> **EXTRAIT DU DOCUMENT**
____
Saisons Maudites tome 1 et 2 : deux âmes esseulées
Il y a des mangakas que l’on découvre récemment avec des œuvres qui nous tiennent facilement en haleine. De ce fait, on a alors envie de voir tout ce qu’un tel artiste a pu faire auparavant afin de cerner au mieux tout son style ainsi que ce qu’il a pu faire par le passé. C’est alors une excellente chose quand certains éditeurs proposent de découvrir ces autres projets et ainsi nous donner accès à l’ensemble des titres de l’auteur. Récemment, c’est Asuka Konishi qui nous a beaucoup plu à travers “Criminelles Fiançailles”. Je fus donc particulièrement heureux en apprenant que Pika allait aussi édité son titre précédent “Saisons Maudites” qui est notre sujet du jour. Une série en deux volumes que l’on peut donc découvrir aujourd’hui directement dans son intégralité. Au vu des thèmes traités et de ce que laissait supposer le synopsis, j’étais sûr de faire face à une aventure particulièrement émouvante. Pourtant, cette histoire a aussi su proposer une écriture captivante autour de ses personnages principaux et de ce qu’ils veulent nous transmettre. Il est donc grand temps d’assister à la naissance d’une romance à la fois touchante et déchirante.
____
> **DONNÉES ENREGISTRÉES**
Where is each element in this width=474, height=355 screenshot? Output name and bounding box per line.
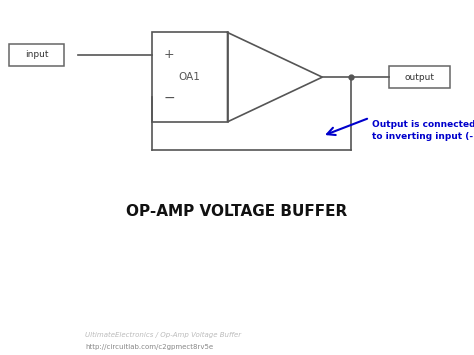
Text: +: + <box>164 48 174 61</box>
Text: output: output <box>404 73 435 82</box>
Text: −: − <box>164 91 175 104</box>
Text: CIRCUIT: CIRCUIT <box>7 331 42 340</box>
Text: OA1: OA1 <box>179 72 201 82</box>
FancyBboxPatch shape <box>389 66 450 88</box>
Text: Output is connected back
to inverting input (-): Output is connected back to inverting in… <box>372 120 474 141</box>
Text: UltimateElectronics / Op-Amp Voltage Buffer: UltimateElectronics / Op-Amp Voltage Buf… <box>85 332 241 338</box>
Text: OP-AMP VOLTAGE BUFFER: OP-AMP VOLTAGE BUFFER <box>127 204 347 219</box>
Text: http://circuitlab.com/c2gpmect8rv5e: http://circuitlab.com/c2gpmect8rv5e <box>85 344 213 350</box>
Text: input: input <box>25 50 48 59</box>
FancyBboxPatch shape <box>9 44 64 66</box>
Text: ~WW-H LAB: ~WW-H LAB <box>7 345 50 350</box>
____
> **CONSIGNE**
Dans la critique du manga, relevez chaque nom propre (titre d'œuvre, nom de personne ou d'éditeur) une seule fois.

> **RÉSULTAT**
- Saisons Maudites
- Asuka Konishi
- Criminelles Fiançailles
- Pika